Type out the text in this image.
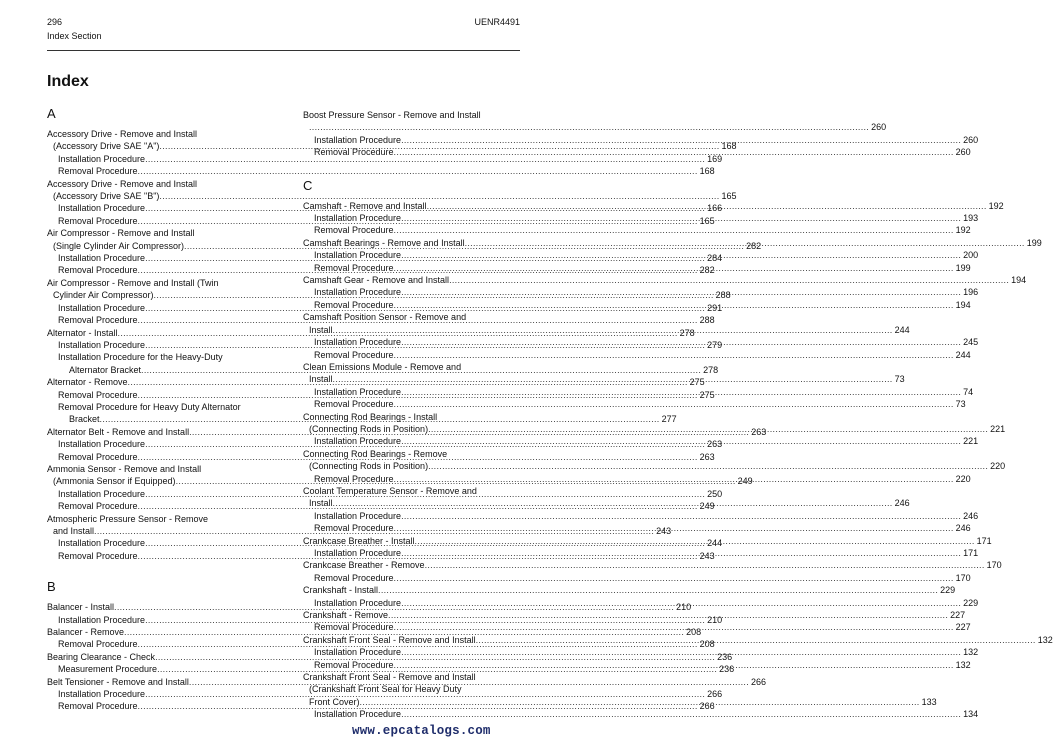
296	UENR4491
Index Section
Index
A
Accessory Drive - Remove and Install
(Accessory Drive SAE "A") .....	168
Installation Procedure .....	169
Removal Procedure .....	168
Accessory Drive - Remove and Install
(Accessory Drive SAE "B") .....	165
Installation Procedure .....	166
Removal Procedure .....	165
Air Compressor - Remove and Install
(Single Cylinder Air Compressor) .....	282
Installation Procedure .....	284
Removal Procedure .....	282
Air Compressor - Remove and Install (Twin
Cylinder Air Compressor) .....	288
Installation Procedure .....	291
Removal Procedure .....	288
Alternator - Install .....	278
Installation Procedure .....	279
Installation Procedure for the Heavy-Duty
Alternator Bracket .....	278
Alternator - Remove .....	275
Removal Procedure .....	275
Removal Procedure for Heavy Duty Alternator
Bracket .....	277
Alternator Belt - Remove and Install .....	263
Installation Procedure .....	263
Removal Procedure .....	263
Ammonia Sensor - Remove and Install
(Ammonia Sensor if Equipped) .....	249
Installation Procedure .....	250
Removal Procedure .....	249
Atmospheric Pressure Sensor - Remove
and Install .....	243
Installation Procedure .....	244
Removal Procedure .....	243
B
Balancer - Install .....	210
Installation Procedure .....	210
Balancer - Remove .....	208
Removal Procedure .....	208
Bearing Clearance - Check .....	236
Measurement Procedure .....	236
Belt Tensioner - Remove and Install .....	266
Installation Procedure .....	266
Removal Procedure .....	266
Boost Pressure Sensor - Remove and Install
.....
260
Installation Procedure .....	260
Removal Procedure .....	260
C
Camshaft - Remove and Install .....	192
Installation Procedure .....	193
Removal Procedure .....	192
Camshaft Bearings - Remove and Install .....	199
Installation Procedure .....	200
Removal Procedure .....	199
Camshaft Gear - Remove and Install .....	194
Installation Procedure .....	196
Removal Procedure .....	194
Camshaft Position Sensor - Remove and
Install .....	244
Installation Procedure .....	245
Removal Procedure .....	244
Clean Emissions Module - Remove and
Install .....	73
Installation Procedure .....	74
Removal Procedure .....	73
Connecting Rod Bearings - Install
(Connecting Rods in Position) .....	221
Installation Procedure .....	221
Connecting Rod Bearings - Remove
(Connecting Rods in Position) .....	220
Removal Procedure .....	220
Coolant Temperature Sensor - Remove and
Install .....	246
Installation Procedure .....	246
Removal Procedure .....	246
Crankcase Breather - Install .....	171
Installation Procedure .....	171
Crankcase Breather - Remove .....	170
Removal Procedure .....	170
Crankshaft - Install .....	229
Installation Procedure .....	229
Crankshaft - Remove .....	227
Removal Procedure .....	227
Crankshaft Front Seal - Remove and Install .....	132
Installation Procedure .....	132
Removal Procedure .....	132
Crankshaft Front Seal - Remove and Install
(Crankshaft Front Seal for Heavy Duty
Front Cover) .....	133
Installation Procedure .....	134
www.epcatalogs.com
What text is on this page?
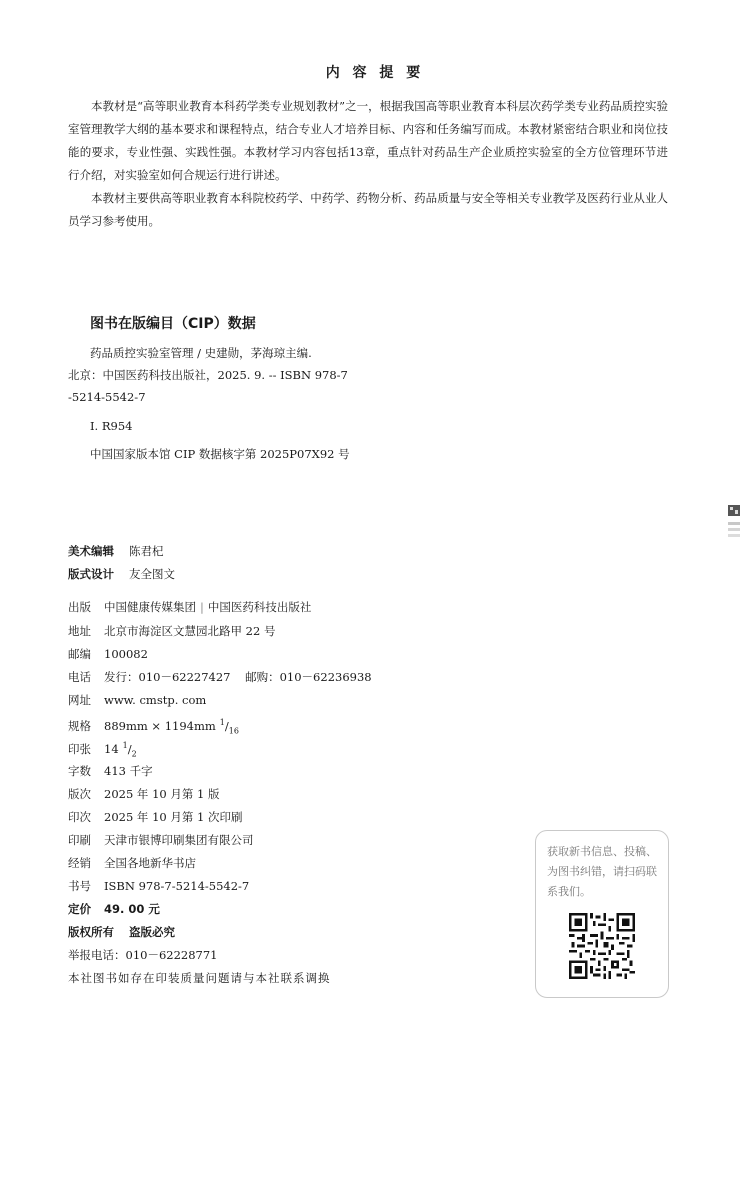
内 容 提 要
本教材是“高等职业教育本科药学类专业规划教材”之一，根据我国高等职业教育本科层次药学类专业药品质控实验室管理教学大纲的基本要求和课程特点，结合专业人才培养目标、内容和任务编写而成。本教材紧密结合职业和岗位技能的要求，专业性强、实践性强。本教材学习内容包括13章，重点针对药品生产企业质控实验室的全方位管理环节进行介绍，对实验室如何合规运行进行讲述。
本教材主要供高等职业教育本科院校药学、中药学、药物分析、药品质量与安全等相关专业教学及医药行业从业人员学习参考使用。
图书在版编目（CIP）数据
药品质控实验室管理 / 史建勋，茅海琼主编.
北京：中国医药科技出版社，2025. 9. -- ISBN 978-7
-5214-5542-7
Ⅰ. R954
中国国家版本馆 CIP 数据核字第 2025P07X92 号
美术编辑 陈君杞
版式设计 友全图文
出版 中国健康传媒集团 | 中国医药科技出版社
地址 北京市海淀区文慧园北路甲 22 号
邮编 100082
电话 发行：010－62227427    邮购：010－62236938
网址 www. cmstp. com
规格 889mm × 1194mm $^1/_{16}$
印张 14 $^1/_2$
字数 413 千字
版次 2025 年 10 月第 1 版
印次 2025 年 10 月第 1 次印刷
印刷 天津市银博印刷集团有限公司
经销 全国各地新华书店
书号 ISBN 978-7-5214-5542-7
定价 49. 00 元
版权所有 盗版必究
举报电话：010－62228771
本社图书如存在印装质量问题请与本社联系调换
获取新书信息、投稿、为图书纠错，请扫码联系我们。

..........

**Your objective:**
Reproduce each line word for word and drop the pictures.

**Task output:**
Type out the text in this image.
296	UENR4491
Index Section
Index
A
Accessory Drive - Remove and Install
(Accessory Drive SAE "A") .....	168
Installation Procedure .....	169
Removal Procedure .....	168
Accessory Drive - Remove and Install
(Accessory Drive SAE "B") .....	165
Installation Procedure .....	166
Removal Procedure .....	165
Air Compressor - Remove and Install
(Single Cylinder Air Compressor) .....	282
Installation Procedure .....	284
Removal Procedure .....	282
Air Compressor - Remove and Install (Twin
Cylinder Air Compressor) .....	288
Installation Procedure .....	291
Removal Procedure .....	288
Alternator - Install .....	278
Installation Procedure .....	279
Installation Procedure for the Heavy-Duty
Alternator Bracket .....	278
Alternator - Remove .....	275
Removal Procedure .....	275
Removal Procedure for Heavy Duty Alternator
Bracket .....	277
Alternator Belt - Remove and Install .....	263
Installation Procedure .....	263
Removal Procedure .....	263
Ammonia Sensor - Remove and Install
(Ammonia Sensor if Equipped) .....	249
Installation Procedure .....	250
Removal Procedure .....	249
Atmospheric Pressure Sensor - Remove
and Install .....	243
Installation Procedure .....	244
Removal Procedure .....	243
B
Balancer - Install .....	210
Installation Procedure .....	210
Balancer - Remove .....	208
Removal Procedure .....	208
Bearing Clearance - Check .....	236
Measurement Procedure .....	236
Belt Tensioner - Remove and Install .....	266
Installation Procedure .....	266
Removal Procedure .....	266
Boost Pressure Sensor - Remove and Install
.....
260
Installation Procedure .....	260
Removal Procedure .....	260
C
Camshaft - Remove and Install .....	192
Installation Procedure .....	193
Removal Procedure .....	192
Camshaft Bearings - Remove and Install .....	199
Installation Procedure .....	200
Removal Procedure .....	199
Camshaft Gear - Remove and Install .....	194
Installation Procedure .....	196
Removal Procedure .....	194
Camshaft Position Sensor - Remove and
Install .....	244
Installation Procedure .....	245
Removal Procedure .....	244
Clean Emissions Module - Remove and
Install .....	73
Installation Procedure .....	74
Removal Procedure .....	73
Connecting Rod Bearings - Install
(Connecting Rods in Position) .....	221
Installation Procedure .....	221
Connecting Rod Bearings - Remove
(Connecting Rods in Position) .....	220
Removal Procedure .....	220
Coolant Temperature Sensor - Remove and
Install .....	246
Installation Procedure .....	246
Removal Procedure .....	246
Crankcase Breather - Install .....	171
Installation Procedure .....	171
Crankcase Breather - Remove .....	170
Removal Procedure .....	170
Crankshaft - Install .....	229
Installation Procedure .....	229
Crankshaft - Remove .....	227
Removal Procedure .....	227
Crankshaft Front Seal - Remove and Install .....	132
Installation Procedure .....	132
Removal Procedure .....	132
Crankshaft Front Seal - Remove and Install
(Crankshaft Front Seal for Heavy Duty
Front Cover) .....	133
Installation Procedure .....	134
www.epcatalogs.com
What text is on this page?
内 容 提 要
本教材是“高等职业教育本科药学类专业规划教材”之一，根据我国高等职业教育本科层次药学类专业药品质控实验室管理教学大纲的基本要求和课程特点，结合专业人才培养目标、内容和任务编写而成。本教材紧密结合职业和岗位技能的要求，专业性强、实践性强。本教材学习内容包括13章，重点针对药品生产企业质控实验室的全方位管理环节进行介绍，对实验室如何合规运行进行讲述。
本教材主要供高等职业教育本科院校药学、中药学、药物分析、药品质量与安全等相关专业教学及医药行业从业人员学习参考使用。
图书在版编目（CIP）数据
药品质控实验室管理 / 史建勋，茅海琼主编.
北京：中国医药科技出版社，2025. 9. -- ISBN 978-7
-5214-5542-7
Ⅰ. R954
中国国家版本馆 CIP 数据核字第 2025P07X92 号
美术编辑 陈君杞
版式设计 友全图文
出版 中国健康传媒集团 | 中国医药科技出版社
地址 北京市海淀区文慧园北路甲 22 号
邮编 100082
电话 发行：010－62227427    邮购：010－62236938
网址 www. cmstp. com
规格 889mm × 1194mm $^1/_{16}$
印张 14 $^1/_2$
字数 413 千字
版次 2025 年 10 月第 1 版
印次 2025 年 10 月第 1 次印刷
印刷 天津市银博印刷集团有限公司
经销 全国各地新华书店
书号 ISBN 978-7-5214-5542-7
定价 49. 00 元
版权所有 盗版必究
举报电话：010－62228771
本社图书如存在印装质量问题请与本社联系调换
获取新书信息、投稿、为图书纠错，请扫码联系我们。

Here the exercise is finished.